- Request -
Reproduce the records below, swapping each "pointing-hand-icon" for "finger-pointer-icon" and keeping every other character the same.
======== Listing
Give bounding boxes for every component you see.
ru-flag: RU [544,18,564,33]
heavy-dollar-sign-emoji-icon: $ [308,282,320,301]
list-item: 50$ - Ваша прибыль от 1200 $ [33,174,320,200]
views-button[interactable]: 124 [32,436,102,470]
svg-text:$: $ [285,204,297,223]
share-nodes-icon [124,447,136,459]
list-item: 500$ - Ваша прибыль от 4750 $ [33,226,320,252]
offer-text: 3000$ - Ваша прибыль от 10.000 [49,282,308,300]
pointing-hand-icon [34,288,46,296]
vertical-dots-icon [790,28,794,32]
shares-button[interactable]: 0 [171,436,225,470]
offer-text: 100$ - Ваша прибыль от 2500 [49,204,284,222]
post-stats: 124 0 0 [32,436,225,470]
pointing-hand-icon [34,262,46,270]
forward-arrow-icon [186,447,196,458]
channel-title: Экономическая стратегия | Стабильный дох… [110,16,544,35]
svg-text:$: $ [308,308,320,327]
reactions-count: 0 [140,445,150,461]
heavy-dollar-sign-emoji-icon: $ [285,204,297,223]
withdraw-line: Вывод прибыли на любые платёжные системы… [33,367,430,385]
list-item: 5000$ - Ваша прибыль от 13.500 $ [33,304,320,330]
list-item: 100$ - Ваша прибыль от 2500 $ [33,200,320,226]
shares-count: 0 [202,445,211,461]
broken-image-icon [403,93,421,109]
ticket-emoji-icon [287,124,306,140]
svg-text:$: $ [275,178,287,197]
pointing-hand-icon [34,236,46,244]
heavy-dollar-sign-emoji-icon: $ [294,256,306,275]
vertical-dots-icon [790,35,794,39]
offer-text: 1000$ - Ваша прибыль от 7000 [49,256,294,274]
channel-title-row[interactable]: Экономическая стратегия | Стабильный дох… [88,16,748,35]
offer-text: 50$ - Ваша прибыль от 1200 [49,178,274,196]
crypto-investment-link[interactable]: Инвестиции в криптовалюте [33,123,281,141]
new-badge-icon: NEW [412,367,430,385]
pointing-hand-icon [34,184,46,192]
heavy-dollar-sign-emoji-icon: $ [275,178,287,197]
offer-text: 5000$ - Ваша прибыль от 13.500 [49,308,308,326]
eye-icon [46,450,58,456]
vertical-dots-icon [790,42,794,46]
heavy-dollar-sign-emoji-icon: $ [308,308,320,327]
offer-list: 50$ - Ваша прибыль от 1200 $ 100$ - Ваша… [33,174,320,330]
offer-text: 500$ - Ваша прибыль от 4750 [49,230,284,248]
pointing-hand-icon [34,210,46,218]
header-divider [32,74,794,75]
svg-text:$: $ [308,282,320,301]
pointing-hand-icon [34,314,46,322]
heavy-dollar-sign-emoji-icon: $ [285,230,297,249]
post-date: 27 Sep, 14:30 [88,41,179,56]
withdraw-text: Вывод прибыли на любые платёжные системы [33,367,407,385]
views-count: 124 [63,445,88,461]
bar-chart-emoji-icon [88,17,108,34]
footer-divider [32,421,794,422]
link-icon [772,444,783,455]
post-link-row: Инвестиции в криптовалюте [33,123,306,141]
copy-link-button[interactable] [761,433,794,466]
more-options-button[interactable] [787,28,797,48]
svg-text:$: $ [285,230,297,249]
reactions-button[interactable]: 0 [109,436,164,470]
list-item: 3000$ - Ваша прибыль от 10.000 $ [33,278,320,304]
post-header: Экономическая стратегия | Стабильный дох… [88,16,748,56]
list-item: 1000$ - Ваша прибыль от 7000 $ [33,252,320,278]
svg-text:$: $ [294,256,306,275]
================
- Task output -
Give bounding boxes for every component you see.
ru-flag: RU [544,18,564,33]
heavy-dollar-sign-emoji-icon: $ [308,282,320,301]
list-item: 50$ - Ваша прибыль от 1200 $ [33,174,320,200]
views-button[interactable]: 124 [32,436,102,470]
svg-text:$: $ [285,204,297,223]
share-nodes-icon [124,447,136,459]
list-item: 500$ - Ваша прибыль от 4750 $ [33,226,320,252]
offer-text: 3000$ - Ваша прибыль от 10.000 [49,282,308,300]
finger-pointer-icon [34,288,46,296]
vertical-dots-icon [790,28,794,32]
shares-button[interactable]: 0 [171,436,225,470]
offer-text: 100$ - Ваша прибыль от 2500 [49,204,284,222]
post-stats: 124 0 0 [32,436,225,470]
finger-pointer-icon [34,262,46,270]
forward-arrow-icon [186,447,196,458]
channel-title: Экономическая стратегия | Стабильный дох… [110,16,544,35]
svg-text:$: $ [308,308,320,327]
reactions-count: 0 [140,445,150,461]
heavy-dollar-sign-emoji-icon: $ [285,204,297,223]
withdraw-line: Вывод прибыли на любые платёжные системы… [33,367,430,385]
list-item: 5000$ - Ваша прибыль от 13.500 $ [33,304,320,330]
list-item: 100$ - Ваша прибыль от 2500 $ [33,200,320,226]
shares-count: 0 [202,445,211,461]
broken-image-icon [403,93,421,109]
ticket-emoji-icon [287,124,306,140]
svg-text:$: $ [275,178,287,197]
finger-pointer-icon [34,236,46,244]
heavy-dollar-sign-emoji-icon: $ [294,256,306,275]
vertical-dots-icon [790,35,794,39]
offer-text: 1000$ - Ваша прибыль от 7000 [49,256,294,274]
channel-title-row[interactable]: Экономическая стратегия | Стабильный дох… [88,16,748,35]
offer-text: 50$ - Ваша прибыль от 1200 [49,178,274,196]
crypto-investment-link[interactable]: Инвестиции в криптовалюте [33,123,281,141]
new-badge-icon: NEW [412,367,430,385]
finger-pointer-icon [34,184,46,192]
heavy-dollar-sign-emoji-icon: $ [275,178,287,197]
offer-text: 5000$ - Ваша прибыль от 13.500 [49,308,308,326]
eye-icon [46,450,58,456]
vertical-dots-icon [790,42,794,46]
heavy-dollar-sign-emoji-icon: $ [308,308,320,327]
offer-list: 50$ - Ваша прибыль от 1200 $ 100$ - Ваша… [33,174,320,330]
offer-text: 500$ - Ваша прибыль от 4750 [49,230,284,248]
finger-pointer-icon [34,210,46,218]
header-divider [32,74,794,75]
svg-text:$: $ [308,282,320,301]
finger-pointer-icon [34,314,46,322]
heavy-dollar-sign-emoji-icon: $ [285,230,297,249]
post-date: 27 Sep, 14:30 [88,41,179,56]
withdraw-text: Вывод прибыли на любые платёжные системы [33,367,407,385]
views-count: 124 [63,445,88,461]
bar-chart-emoji-icon [88,17,108,34]
footer-divider [32,421,794,422]
link-icon [772,444,783,455]
post-link-row: Инвестиции в криптовалюте [33,123,306,141]
copy-link-button[interactable] [761,433,794,466]
more-options-button[interactable] [787,28,797,48]
svg-text:$: $ [285,230,297,249]
reactions-button[interactable]: 0 [109,436,164,470]
list-item: 3000$ - Ваша прибыль от 10.000 $ [33,278,320,304]
post-header: Экономическая стратегия | Стабильный дох… [88,16,748,56]
list-item: 1000$ - Ваша прибыль от 7000 $ [33,252,320,278]
svg-text:$: $ [294,256,306,275]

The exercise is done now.